Considerations for zstd-based Shared Dictionary Compression for HTTP

This article presents Enterprise considerations for the zstd-based Shared Dictionary Compression for HTTP (ZSDCH) feature.

The infrastructure considerations largely also apply to the Compression Dictionary Transport feature which has been implemented by the Chromium project. The Compressed Dictionary Transport feature is available to sites via the Origin Trial mechanism in Microsoft Edge 119 and above.

What is ZSDCH?

ZSDCH is an experimental feature in Microsoft Edge that lets the browser use a shared dictionary to decompress responses served via HTTPS. When users visit a site (bing.com, for example) using the feature, they benefit from improved performance via reduced bandwidth requirements for the server to send the page back to the user.

The Compression Dictionary Transport feature targets the same scenarios and works in a similar manner.

How does ZSDCH work?

ZSDCH works by having the browser send a new value, "zsdch", in the "Accept-Encoding" request header to indicate to the server that the browser supports ZSDCH compression.

If the server wants to use ZSDCH for future responses, it provides the typical response with a non-ZSDCH Content-Encoding but with an extra "get-dictionary" response header. This header provides a pointer to a location for the browser to fetch a ZSDCH dictionary for future use.

### Extracted information
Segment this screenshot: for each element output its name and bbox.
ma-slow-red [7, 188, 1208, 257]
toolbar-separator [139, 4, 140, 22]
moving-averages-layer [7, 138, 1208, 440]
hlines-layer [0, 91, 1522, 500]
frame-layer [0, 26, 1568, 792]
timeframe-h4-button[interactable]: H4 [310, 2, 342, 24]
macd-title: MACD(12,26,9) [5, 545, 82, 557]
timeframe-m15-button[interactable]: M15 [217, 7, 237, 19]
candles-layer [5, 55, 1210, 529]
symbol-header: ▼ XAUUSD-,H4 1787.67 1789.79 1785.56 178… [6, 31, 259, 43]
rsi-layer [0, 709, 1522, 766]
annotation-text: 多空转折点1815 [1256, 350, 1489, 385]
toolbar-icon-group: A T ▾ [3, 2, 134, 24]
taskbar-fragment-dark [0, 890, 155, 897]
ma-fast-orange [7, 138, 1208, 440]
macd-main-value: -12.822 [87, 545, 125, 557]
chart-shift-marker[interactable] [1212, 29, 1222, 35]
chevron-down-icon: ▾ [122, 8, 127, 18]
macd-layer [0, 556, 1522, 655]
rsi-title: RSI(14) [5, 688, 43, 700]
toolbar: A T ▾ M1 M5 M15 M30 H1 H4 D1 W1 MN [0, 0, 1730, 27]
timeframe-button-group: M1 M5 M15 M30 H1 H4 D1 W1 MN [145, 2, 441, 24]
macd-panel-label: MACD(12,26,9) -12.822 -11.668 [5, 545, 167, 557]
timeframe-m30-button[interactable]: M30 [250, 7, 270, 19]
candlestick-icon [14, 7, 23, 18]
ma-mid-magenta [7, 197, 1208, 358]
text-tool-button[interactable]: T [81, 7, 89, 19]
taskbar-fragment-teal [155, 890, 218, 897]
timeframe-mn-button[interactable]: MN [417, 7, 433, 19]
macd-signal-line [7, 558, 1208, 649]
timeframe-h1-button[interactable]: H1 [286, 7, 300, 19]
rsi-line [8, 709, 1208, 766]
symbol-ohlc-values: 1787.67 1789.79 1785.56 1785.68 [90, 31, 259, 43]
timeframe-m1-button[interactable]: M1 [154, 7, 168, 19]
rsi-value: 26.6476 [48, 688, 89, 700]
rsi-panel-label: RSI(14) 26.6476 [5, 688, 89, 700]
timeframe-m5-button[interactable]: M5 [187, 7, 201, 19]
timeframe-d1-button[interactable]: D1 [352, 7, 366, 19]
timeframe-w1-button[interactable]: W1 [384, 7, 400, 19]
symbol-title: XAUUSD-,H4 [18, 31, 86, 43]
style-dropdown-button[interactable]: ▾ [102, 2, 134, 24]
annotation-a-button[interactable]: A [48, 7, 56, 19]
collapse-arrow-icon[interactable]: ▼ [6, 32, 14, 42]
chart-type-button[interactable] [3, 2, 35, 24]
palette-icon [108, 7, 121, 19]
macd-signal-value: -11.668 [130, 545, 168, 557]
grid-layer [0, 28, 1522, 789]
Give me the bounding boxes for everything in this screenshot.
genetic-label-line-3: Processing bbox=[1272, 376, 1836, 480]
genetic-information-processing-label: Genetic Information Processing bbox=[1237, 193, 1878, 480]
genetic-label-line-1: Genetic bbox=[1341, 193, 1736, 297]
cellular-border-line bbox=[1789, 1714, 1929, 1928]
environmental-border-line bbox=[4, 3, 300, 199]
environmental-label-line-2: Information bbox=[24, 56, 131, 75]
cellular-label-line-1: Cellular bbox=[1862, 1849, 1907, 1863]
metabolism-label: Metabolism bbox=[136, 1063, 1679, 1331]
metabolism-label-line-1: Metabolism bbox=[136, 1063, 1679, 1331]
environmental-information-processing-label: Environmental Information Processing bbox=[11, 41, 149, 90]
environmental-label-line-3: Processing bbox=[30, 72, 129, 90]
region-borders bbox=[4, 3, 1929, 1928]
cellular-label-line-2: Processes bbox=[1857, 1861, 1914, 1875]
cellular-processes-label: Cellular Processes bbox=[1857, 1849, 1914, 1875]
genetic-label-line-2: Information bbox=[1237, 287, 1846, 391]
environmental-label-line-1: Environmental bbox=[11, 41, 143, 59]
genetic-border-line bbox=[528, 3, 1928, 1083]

### Work instruction 1
Reproduce everything in the ZSDCH article from "ZSDCH is an" down to "does ZSDCH work?".
### Work instruction 2
Carry on writing the ZSDCH article from where it stops, ignoring the rows.

### Expected output 1
ZSDCH is an experimental feature in Microsoft Edge that lets the browser use a shared dictionary to decompress responses served via HTTPS. When users visit a site (bing.com, for example) using the feature, they benefit from improved performance via reduced bandwidth requirements for the server to send the page back to the user.

The Compression Dictionary Transport feature targets the same scenarios and works in a similar manner.

How does ZSDCH work?

### Expected output 2
After the browser has fetched and cached the dictionary, future requests to the server will include a list of available dictionaries in a "avail-dictionary" header. If the server can serve a response compressed using one of the available dictionaries, it provides a response using the dictionary and specifies a "Content-Encoding" of "zsdch".

How does the Compression Dictionary Transport feature work?

Similarly, when a Compression Dictionary Transport dictionary is available on the client during request time, the Compression Dictionary Transport advertises additional "Accept-Encoding" request header values ("sbr" and/or "zstd-d") along with a "Sec-Available-Dictionary" request header.

What sites are these features being tested with?

To validate performance gains and compatibility with various network topologies, Edge advertises ZSDCH support when requesting content from bing.com, bing.cn, and msn.com. Edge also supports local testing by advertising it to servers with the "localhost" hostname.

The Compression Dictionary Transport feature is being tested by various sites, including non-Microsoft ones, using the Origin Trial mechanism.

Potential interactions with network middleboxes

Some enterprises use network middleboxes that offer caching and/or network traffic inspection capabilities. Sometimes these products have a requirement that they can parse the response; otherwise, they may modify or block the response in a way that breaks the page.

Middleboxes that require that the Content-Encoding be an encoding that it understands must ensure they modify requests' Accept-Encoding header value to remove unsupported encodings. Otherwise, the web server may choose to offer a response that the middlebox will not be able to decode.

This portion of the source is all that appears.